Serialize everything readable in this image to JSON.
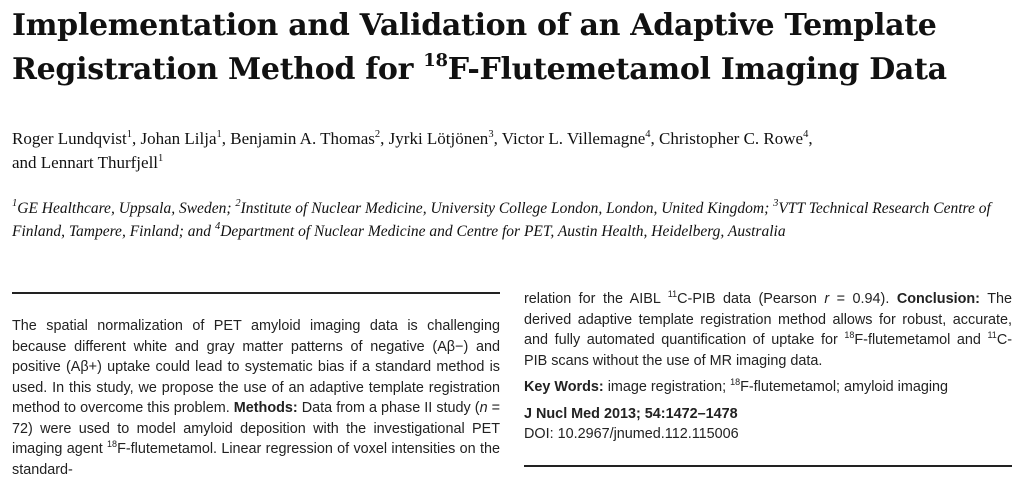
{
  "title": {
    "line1": "Implementation and Validation of an Adaptive Template",
    "line2_pre": "Registration Method for ",
    "line2_sup": "18",
    "line2_post": "F-Flutemetamol Imaging Data"
  },
  "authors": {
    "a1": "Roger Lundqvist",
    "a1_sup": "1",
    "a2": "Johan Lilja",
    "a2_sup": "1",
    "a3": "Benjamin A. Thomas",
    "a3_sup": "2",
    "a4": "Jyrki Lötjönen",
    "a4_sup": "3",
    "a5": "Victor L. Villemagne",
    "a5_sup": "4",
    "a6": "Christopher C. Rowe",
    "a6_sup": "4",
    "a7_prefix": "and ",
    "a7": "Lennart Thurfjell",
    "a7_sup": "1",
    "separator": ", "
  },
  "affiliations": {
    "s1": "1",
    "t1": "GE Healthcare, Uppsala, Sweden; ",
    "s2": "2",
    "t2": "Institute of Nuclear Medicine, University College London, London, United Kingdom; ",
    "s3": "3",
    "t3": "VTT Technical Research Centre of Finland, Tampere, Finland; and ",
    "s4": "4",
    "t4": "Department of Nuclear Medicine and Centre for PET, Austin Health, Heidelberg, Australia"
  },
  "abstract": {
    "intro": "The spatial normalization of PET amyloid imaging data is challenging because different white and gray matter patterns of negative (Aβ−) and positive (Aβ+) uptake could lead to systematic bias if a standard method is used. In this study, we propose the use of an adaptive template registration method to overcome this problem.",
    "methods_label": "Methods:",
    "methods_1": " Data from a phase II study (",
    "methods_n": "n",
    "methods_2": " = 72) were used to model amyloid deposition with the investigational PET imaging agent ",
    "methods_sup": "18",
    "methods_3": "F-flutemetamol. Linear regression of voxel intensities on the standard-",
    "cont_1": "relation for the AIBL ",
    "cont_sup": "11",
    "cont_2": "C-PIB data (Pearson ",
    "cont_r": "r",
    "cont_3": " = 0.94). ",
    "conclusion_label": "Conclusion:",
    "conclusion_1": " The derived adaptive template registration method allows for robust, accurate, and fully automated quantification of uptake for ",
    "conclusion_sup1": "18",
    "conclusion_2": "F-flutemetamol and ",
    "conclusion_sup2": "11",
    "conclusion_3": "C-PIB scans without the use of MR imaging data."
  },
  "keywords": {
    "label": "Key Words:",
    "text_1": " image registration; ",
    "sup": "18",
    "text_2": "F-flutemetamol; amyloid imaging"
  },
  "citation": {
    "journal": "J Nucl Med 2013; 54:1472–1478",
    "doi": "DOI: 10.2967/jnumed.112.115006"
  }
}
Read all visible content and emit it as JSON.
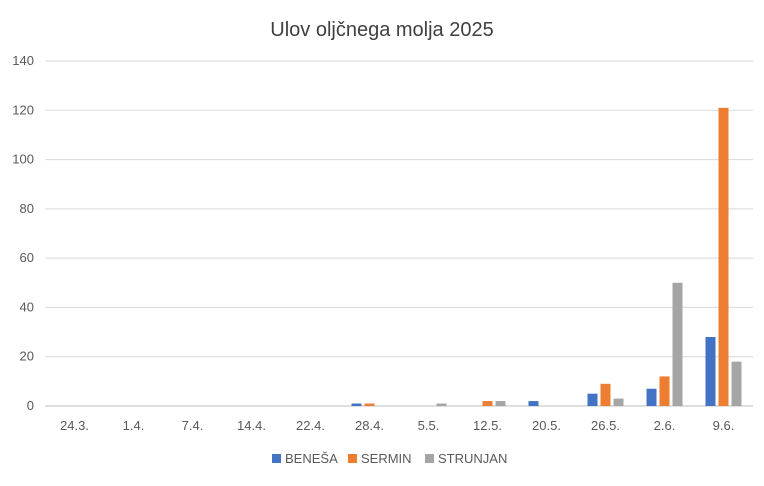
{
  "chart_data": {
    "type": "bar",
    "title": "Ulov oljčnega molja 2025",
    "xlabel": "",
    "ylabel": "",
    "ylim": [
      0,
      140
    ],
    "yticks": [
      0,
      20,
      40,
      60,
      80,
      100,
      120,
      140
    ],
    "grid": true,
    "legend_position": "bottom",
    "categories": [
      "24.3.",
      "1.4.",
      "7.4.",
      "14.4.",
      "22.4.",
      "28.4.",
      "5.5.",
      "12.5.",
      "20.5.",
      "26.5.",
      "2.6.",
      "9.6."
    ],
    "series": [
      {
        "name": "BENEŠA",
        "color": "#4472C4",
        "values": [
          0,
          0,
          0,
          0,
          0,
          1,
          0,
          0,
          2,
          5,
          7,
          28
        ]
      },
      {
        "name": "SERMIN",
        "color": "#ED7D31",
        "values": [
          0,
          0,
          0,
          0,
          0,
          1,
          0,
          2,
          0,
          9,
          12,
          121
        ]
      },
      {
        "name": "STRUNJAN",
        "color": "#A5A5A5",
        "values": [
          0,
          0,
          0,
          0,
          0,
          0,
          1,
          2,
          0,
          3,
          50,
          18
        ]
      }
    ]
  }
}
..............................
**PROBLEM**
Find the string "Medicine" in the entries above and return each line that holds it.

**FINISHED ANSWER**
    "t2": "Institute of Nuclear Medicine, University College London, London, United Kingdom; ",
    "t4": "Department of Nuclear Medicine and Centre for PET, Austin Health, Heidelberg, Australia"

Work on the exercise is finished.